* [Short problem]
Find each line with the string "medio" and copy it.

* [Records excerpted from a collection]
......
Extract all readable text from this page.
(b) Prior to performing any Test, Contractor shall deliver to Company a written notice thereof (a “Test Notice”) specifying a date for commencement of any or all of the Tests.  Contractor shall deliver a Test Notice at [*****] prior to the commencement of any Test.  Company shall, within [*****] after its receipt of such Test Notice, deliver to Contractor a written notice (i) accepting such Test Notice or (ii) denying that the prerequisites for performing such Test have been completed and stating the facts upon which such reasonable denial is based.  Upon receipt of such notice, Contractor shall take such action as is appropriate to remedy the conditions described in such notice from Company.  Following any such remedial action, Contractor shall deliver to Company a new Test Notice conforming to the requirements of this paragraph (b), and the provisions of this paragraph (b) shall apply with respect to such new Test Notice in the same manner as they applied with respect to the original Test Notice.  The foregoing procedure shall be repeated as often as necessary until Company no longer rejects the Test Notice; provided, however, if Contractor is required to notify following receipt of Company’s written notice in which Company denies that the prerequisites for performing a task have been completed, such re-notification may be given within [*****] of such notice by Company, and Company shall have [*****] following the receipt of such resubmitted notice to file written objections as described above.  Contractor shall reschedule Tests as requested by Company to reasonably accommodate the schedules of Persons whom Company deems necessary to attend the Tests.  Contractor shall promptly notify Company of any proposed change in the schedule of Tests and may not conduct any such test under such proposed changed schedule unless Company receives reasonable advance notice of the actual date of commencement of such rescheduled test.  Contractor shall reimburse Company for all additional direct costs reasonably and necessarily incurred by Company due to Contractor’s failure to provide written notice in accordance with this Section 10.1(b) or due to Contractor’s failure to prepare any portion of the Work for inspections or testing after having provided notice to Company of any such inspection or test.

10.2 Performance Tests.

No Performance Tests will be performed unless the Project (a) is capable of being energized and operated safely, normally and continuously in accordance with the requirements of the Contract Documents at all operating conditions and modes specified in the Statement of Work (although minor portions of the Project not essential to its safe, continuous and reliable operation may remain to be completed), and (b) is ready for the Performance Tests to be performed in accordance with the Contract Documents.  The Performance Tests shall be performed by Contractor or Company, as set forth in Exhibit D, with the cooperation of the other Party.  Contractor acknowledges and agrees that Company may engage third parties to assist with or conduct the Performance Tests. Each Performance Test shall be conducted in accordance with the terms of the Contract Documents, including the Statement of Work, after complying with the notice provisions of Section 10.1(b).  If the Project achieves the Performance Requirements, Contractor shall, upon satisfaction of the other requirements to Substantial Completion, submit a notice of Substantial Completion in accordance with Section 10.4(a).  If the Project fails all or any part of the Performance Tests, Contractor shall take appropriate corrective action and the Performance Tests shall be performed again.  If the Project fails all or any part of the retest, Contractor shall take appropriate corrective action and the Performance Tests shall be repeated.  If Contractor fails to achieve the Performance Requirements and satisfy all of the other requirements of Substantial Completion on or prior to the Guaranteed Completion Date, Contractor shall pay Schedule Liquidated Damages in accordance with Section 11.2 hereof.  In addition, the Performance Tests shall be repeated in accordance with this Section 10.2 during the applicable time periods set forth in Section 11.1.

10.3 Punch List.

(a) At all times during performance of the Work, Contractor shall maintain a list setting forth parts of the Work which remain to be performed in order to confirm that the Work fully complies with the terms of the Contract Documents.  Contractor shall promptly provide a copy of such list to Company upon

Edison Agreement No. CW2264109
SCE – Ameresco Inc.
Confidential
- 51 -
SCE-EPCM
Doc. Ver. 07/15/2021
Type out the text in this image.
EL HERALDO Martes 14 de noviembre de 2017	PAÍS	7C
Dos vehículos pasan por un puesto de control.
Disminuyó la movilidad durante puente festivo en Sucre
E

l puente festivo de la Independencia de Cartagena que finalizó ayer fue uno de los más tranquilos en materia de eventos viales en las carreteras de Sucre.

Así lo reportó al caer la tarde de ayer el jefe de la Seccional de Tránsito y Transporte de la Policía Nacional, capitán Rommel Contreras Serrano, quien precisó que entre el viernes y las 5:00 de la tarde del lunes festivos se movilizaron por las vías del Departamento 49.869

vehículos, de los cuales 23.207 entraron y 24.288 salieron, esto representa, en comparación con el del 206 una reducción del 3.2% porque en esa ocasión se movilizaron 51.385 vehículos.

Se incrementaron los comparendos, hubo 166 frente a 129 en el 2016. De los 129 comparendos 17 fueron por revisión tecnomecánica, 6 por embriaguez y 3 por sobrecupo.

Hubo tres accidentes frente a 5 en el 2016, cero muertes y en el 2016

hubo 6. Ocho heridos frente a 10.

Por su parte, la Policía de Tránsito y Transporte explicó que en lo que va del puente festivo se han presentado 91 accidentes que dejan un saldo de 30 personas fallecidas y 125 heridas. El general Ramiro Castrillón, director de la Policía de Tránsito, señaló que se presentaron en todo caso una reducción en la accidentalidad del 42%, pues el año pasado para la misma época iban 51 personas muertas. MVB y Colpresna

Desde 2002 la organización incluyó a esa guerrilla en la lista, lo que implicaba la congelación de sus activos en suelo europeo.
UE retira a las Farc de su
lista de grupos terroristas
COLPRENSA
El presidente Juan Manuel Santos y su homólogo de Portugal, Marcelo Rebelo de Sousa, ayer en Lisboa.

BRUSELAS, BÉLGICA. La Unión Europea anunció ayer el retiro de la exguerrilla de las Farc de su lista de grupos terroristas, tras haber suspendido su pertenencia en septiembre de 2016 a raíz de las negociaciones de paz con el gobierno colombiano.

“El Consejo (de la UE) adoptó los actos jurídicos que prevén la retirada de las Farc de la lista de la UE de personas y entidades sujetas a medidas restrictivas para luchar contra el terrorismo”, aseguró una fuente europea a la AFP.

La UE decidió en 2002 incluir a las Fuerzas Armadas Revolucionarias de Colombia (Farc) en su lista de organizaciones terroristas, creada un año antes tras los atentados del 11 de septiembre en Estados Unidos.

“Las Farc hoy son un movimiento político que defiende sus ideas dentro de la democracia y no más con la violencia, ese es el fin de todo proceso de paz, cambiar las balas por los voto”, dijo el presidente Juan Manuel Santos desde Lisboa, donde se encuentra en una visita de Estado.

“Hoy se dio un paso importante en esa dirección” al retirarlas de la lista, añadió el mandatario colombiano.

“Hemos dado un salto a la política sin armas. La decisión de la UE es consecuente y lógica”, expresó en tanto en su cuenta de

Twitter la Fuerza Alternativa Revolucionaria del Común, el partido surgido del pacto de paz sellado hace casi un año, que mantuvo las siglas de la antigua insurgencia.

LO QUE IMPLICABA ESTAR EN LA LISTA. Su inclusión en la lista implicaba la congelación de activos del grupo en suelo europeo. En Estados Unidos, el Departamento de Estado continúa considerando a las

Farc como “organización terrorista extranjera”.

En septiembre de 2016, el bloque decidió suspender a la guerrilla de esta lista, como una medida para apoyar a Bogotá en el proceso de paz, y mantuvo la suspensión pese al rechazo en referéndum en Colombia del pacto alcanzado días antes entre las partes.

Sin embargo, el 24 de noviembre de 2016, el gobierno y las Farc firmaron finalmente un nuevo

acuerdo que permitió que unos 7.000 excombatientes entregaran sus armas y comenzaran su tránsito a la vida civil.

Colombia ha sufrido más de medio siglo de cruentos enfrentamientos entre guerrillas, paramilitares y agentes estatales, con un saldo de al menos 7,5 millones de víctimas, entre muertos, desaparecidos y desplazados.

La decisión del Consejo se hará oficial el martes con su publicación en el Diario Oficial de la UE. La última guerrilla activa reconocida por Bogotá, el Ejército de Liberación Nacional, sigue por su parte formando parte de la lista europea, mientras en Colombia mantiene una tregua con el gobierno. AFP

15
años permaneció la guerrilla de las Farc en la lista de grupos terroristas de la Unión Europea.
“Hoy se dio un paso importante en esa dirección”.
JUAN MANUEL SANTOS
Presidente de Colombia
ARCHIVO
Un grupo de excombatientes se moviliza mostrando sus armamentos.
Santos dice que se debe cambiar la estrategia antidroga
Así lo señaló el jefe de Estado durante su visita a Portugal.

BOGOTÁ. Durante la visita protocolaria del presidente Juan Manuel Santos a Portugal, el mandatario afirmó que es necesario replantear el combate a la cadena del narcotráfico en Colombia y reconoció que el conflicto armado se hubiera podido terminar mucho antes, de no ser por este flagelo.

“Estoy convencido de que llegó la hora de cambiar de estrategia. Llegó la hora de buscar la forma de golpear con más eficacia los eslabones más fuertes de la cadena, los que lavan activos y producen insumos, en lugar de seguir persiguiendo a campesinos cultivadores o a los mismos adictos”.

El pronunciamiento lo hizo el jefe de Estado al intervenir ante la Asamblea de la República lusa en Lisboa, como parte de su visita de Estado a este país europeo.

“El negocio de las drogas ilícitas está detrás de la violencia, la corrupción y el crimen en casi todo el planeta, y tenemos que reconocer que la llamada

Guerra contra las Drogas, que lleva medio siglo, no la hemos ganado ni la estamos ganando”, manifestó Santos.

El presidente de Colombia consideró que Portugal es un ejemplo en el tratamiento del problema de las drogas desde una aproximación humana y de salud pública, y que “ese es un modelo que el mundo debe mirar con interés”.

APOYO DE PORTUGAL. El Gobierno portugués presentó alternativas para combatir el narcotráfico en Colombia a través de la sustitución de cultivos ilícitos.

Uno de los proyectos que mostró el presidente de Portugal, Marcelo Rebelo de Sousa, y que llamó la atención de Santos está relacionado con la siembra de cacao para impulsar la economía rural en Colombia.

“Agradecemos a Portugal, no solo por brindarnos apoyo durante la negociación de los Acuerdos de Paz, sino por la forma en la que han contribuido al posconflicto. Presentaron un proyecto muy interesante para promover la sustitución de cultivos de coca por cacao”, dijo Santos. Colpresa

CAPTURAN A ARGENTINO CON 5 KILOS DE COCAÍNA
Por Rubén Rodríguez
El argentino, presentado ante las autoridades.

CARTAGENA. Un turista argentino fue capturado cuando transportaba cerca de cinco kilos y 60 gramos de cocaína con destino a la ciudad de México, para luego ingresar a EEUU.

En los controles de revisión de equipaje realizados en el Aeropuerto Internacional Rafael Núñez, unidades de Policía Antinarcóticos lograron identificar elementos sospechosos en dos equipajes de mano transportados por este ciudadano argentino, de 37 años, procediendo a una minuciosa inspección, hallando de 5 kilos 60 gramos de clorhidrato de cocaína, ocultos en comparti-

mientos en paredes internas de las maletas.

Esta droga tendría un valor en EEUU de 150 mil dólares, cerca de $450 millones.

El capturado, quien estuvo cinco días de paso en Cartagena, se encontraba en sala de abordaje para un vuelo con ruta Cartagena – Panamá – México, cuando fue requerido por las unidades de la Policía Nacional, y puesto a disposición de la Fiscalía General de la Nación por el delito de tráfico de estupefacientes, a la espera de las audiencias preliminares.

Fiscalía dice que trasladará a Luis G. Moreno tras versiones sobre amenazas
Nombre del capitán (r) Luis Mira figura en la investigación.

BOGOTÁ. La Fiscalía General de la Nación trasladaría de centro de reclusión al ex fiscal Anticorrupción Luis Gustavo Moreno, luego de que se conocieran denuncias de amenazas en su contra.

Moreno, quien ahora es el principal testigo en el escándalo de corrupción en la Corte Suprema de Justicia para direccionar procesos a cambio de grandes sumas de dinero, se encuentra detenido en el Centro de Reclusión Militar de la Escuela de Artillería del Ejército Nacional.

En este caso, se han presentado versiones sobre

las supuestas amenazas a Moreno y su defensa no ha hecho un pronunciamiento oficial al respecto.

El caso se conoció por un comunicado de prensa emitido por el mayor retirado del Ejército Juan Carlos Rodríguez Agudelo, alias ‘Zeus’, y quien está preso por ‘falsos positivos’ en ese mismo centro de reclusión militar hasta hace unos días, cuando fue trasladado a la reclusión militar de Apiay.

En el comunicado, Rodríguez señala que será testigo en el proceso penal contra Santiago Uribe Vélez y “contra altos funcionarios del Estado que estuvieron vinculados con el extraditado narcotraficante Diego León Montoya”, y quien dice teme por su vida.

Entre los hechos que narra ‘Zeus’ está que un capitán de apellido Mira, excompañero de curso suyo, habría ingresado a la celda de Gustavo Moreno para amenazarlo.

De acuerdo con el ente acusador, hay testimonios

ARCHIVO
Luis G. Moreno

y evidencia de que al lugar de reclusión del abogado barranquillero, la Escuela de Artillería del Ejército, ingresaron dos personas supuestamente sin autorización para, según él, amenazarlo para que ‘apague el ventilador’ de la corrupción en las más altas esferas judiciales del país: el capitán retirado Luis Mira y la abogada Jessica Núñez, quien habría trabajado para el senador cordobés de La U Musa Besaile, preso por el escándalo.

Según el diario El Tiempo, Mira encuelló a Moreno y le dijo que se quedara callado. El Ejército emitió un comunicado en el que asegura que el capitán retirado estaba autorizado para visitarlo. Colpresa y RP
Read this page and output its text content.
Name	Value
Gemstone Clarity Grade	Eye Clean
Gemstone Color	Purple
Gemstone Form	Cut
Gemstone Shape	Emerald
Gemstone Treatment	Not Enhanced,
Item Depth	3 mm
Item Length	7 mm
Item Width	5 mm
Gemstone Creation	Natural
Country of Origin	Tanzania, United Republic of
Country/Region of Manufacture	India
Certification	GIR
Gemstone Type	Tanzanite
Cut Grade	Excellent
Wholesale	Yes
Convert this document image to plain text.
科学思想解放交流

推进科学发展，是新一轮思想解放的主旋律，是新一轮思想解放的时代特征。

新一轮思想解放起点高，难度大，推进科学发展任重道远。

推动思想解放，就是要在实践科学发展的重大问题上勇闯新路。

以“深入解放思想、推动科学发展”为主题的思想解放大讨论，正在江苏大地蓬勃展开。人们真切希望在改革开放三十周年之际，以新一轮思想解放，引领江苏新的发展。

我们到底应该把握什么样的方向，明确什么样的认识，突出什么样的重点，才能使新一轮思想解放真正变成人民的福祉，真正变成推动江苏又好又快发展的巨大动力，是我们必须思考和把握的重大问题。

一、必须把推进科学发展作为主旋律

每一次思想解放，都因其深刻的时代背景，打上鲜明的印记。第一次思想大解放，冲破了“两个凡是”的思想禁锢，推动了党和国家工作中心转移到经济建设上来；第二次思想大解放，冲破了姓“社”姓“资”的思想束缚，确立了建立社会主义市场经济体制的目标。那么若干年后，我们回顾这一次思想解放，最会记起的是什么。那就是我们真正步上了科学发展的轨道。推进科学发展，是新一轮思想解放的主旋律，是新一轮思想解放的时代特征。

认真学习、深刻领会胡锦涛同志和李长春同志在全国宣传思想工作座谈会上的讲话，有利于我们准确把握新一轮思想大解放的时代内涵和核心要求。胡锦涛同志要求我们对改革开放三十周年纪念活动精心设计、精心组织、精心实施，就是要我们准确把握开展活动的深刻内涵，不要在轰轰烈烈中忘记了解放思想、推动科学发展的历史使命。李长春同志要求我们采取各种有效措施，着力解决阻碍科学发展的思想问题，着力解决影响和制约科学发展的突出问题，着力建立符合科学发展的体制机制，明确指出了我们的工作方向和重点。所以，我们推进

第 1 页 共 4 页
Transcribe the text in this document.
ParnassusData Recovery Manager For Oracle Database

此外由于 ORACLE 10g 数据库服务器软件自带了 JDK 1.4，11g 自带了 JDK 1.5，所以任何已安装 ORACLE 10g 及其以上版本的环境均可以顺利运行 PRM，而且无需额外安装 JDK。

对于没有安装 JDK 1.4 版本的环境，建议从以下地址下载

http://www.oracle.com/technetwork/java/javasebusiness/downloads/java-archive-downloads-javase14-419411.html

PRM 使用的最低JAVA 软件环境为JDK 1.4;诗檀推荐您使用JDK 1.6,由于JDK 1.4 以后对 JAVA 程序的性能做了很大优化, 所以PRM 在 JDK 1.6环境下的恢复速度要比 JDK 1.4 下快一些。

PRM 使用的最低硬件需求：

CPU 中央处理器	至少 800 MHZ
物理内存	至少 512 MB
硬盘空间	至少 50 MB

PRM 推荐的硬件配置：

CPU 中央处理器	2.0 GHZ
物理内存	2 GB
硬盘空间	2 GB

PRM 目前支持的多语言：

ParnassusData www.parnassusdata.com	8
......
* [Answer for the task]
Colombia ha sufrido más de medio siglo de cruentos enfrentamientos entre guerrillas, paramilitares y agentes estatales, con un saldo de al menos 7,5 millones de víctimas, entre muertos, desaparecidos y desplazados.
Guerra contra las Drogas, que lleva medio siglo, no la hemos ganado ni la estamos ganando”, manifestó Santos.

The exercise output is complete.